PROBLEM REQUIREMENTS: Repeat every entry word for word, but leave the images out of your copy.

(Data entries)
━━━━

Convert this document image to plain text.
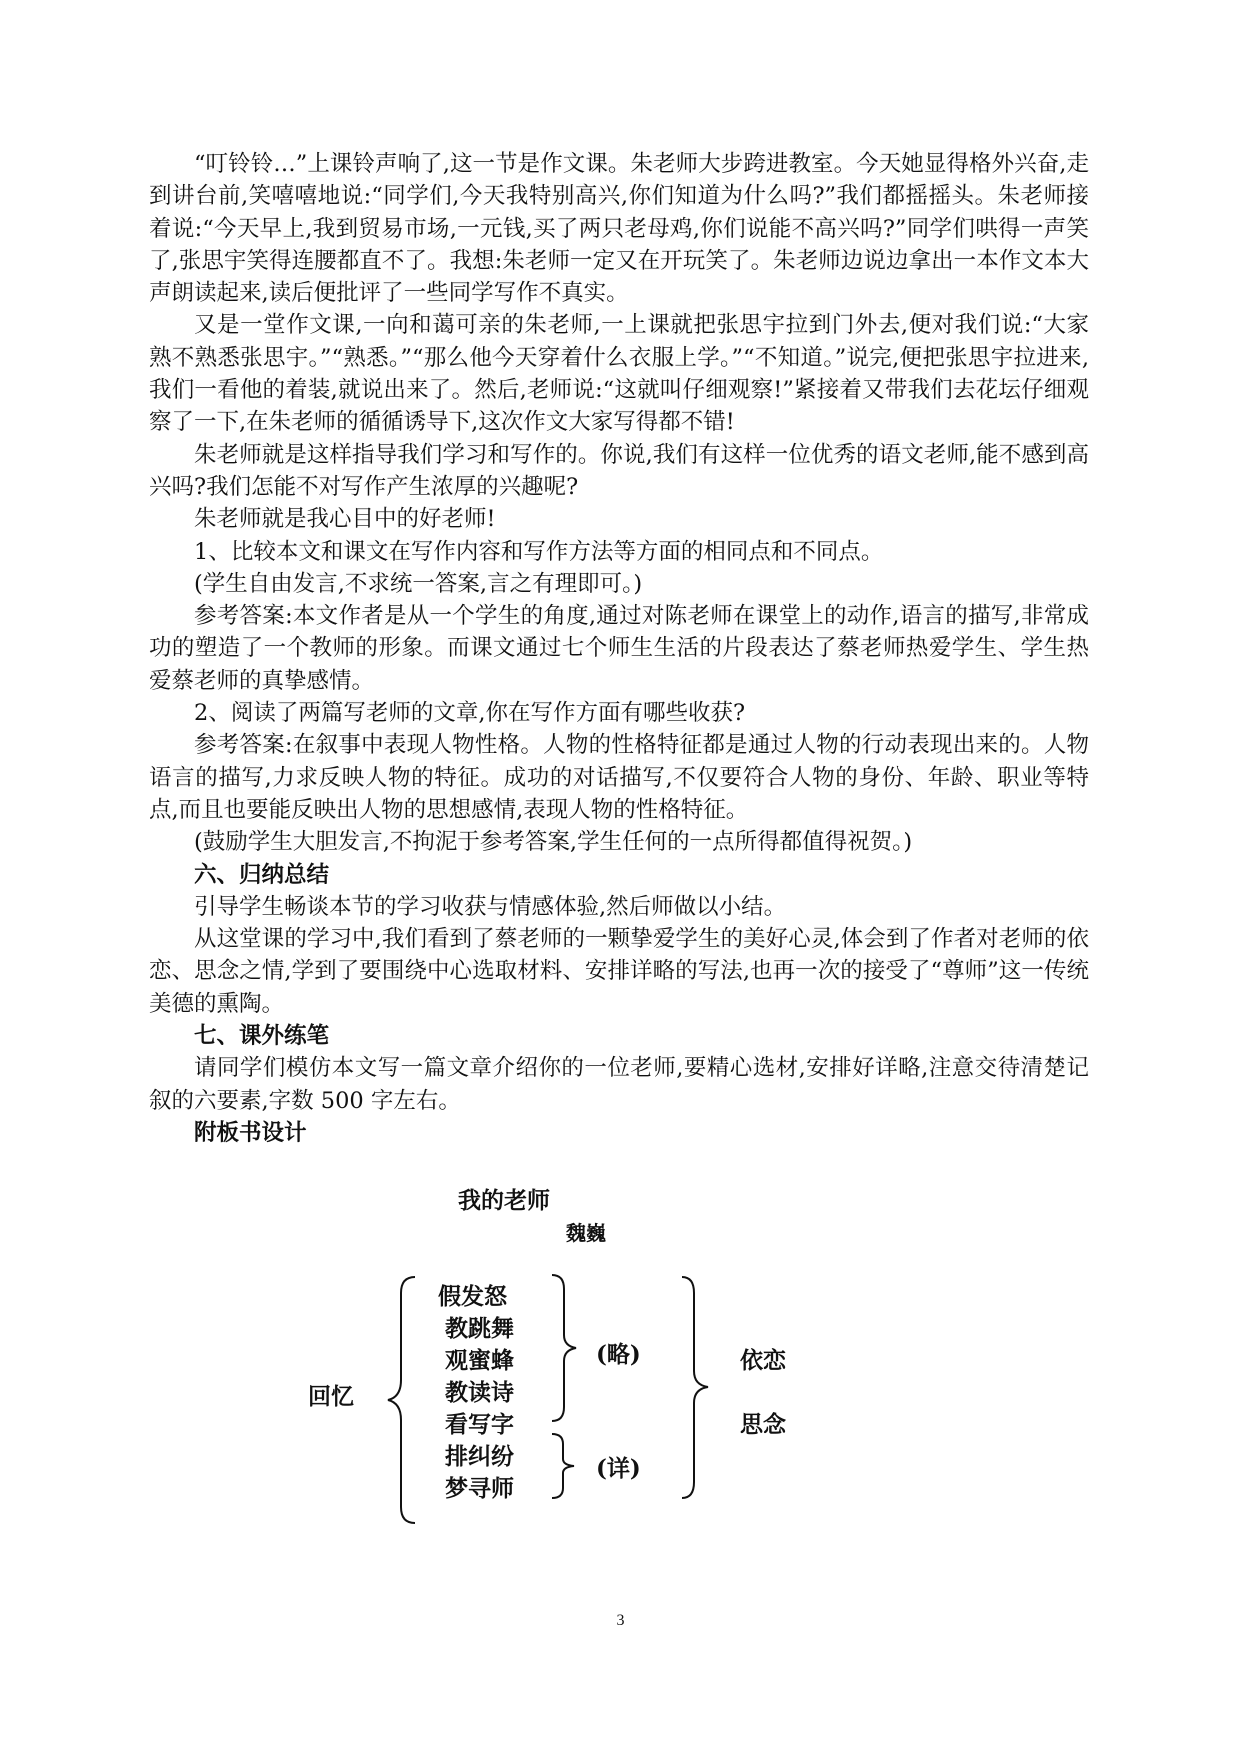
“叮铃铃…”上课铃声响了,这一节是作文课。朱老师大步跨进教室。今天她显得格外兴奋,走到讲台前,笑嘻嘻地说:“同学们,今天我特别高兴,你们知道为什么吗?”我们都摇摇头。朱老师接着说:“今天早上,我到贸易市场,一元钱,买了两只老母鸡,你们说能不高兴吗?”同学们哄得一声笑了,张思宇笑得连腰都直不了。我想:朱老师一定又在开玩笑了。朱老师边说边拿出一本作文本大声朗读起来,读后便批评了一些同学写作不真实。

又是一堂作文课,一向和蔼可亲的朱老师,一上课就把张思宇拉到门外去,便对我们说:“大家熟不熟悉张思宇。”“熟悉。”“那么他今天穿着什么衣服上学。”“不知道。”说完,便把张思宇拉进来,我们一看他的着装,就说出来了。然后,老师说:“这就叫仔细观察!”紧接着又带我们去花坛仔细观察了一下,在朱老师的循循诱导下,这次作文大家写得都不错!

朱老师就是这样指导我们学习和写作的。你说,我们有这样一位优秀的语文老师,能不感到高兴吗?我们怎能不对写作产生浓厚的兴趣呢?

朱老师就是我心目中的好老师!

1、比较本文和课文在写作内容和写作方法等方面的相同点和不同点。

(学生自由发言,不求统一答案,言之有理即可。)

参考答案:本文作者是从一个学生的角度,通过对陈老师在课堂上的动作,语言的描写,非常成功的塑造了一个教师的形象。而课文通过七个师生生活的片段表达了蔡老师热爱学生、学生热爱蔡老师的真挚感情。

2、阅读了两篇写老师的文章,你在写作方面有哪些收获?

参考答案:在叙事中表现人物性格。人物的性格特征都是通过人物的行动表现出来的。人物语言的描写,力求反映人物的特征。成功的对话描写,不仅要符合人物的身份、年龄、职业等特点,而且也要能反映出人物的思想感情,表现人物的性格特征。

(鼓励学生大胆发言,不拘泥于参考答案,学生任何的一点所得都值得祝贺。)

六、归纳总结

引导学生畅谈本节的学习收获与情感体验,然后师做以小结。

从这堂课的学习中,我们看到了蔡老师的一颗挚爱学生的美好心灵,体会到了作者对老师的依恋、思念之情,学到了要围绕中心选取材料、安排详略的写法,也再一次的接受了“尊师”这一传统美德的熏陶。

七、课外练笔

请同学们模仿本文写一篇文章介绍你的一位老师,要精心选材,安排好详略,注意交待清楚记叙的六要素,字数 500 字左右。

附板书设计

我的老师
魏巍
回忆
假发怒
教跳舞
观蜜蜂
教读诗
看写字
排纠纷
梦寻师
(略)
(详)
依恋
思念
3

━━━━

FINISHED ANSWER:
Convert this document image to plain text.
“叮铃铃…”上课铃声响了,这一节是作文课。朱老师大步跨进教室。今天她显得格外兴奋,走到讲台前,笑嘻嘻地说:“同学们,今天我特别高兴,你们知道为什么吗?”我们都摇摇头。朱老师接着说:“今天早上,我到贸易市场,一元钱,买了两只老母鸡,你们说能不高兴吗?”同学们哄得一声笑了,张思宇笑得连腰都直不了。我想:朱老师一定又在开玩笑了。朱老师边说边拿出一本作文本大声朗读起来,读后便批评了一些同学写作不真实。

又是一堂作文课,一向和蔼可亲的朱老师,一上课就把张思宇拉到门外去,便对我们说:“大家熟不熟悉张思宇。”“熟悉。”“那么他今天穿着什么衣服上学。”“不知道。”说完,便把张思宇拉进来,我们一看他的着装,就说出来了。然后,老师说:“这就叫仔细观察!”紧接着又带我们去花坛仔细观察了一下,在朱老师的循循诱导下,这次作文大家写得都不错!

朱老师就是这样指导我们学习和写作的。你说,我们有这样一位优秀的语文老师,能不感到高兴吗?我们怎能不对写作产生浓厚的兴趣呢?

朱老师就是我心目中的好老师!

1、比较本文和课文在写作内容和写作方法等方面的相同点和不同点。

(学生自由发言,不求统一答案,言之有理即可。)

参考答案:本文作者是从一个学生的角度,通过对陈老师在课堂上的动作,语言的描写,非常成功的塑造了一个教师的形象。而课文通过七个师生生活的片段表达了蔡老师热爱学生、学生热爱蔡老师的真挚感情。

2、阅读了两篇写老师的文章,你在写作方面有哪些收获?

参考答案:在叙事中表现人物性格。人物的性格特征都是通过人物的行动表现出来的。人物语言的描写,力求反映人物的特征。成功的对话描写,不仅要符合人物的身份、年龄、职业等特点,而且也要能反映出人物的思想感情,表现人物的性格特征。

(鼓励学生大胆发言,不拘泥于参考答案,学生任何的一点所得都值得祝贺。)

六、归纳总结

引导学生畅谈本节的学习收获与情感体验,然后师做以小结。

从这堂课的学习中,我们看到了蔡老师的一颗挚爱学生的美好心灵,体会到了作者对老师的依恋、思念之情,学到了要围绕中心选取材料、安排详略的写法,也再一次的接受了“尊师”这一传统美德的熏陶。

七、课外练笔

请同学们模仿本文写一篇文章介绍你的一位老师,要精心选材,安排好详略,注意交待清楚记叙的六要素,字数 500 字左右。

附板书设计

我的老师
魏巍
回忆
假发怒
教跳舞
观蜜蜂
教读诗
看写字
排纠纷
梦寻师
(略)
(详)
依恋
思念
3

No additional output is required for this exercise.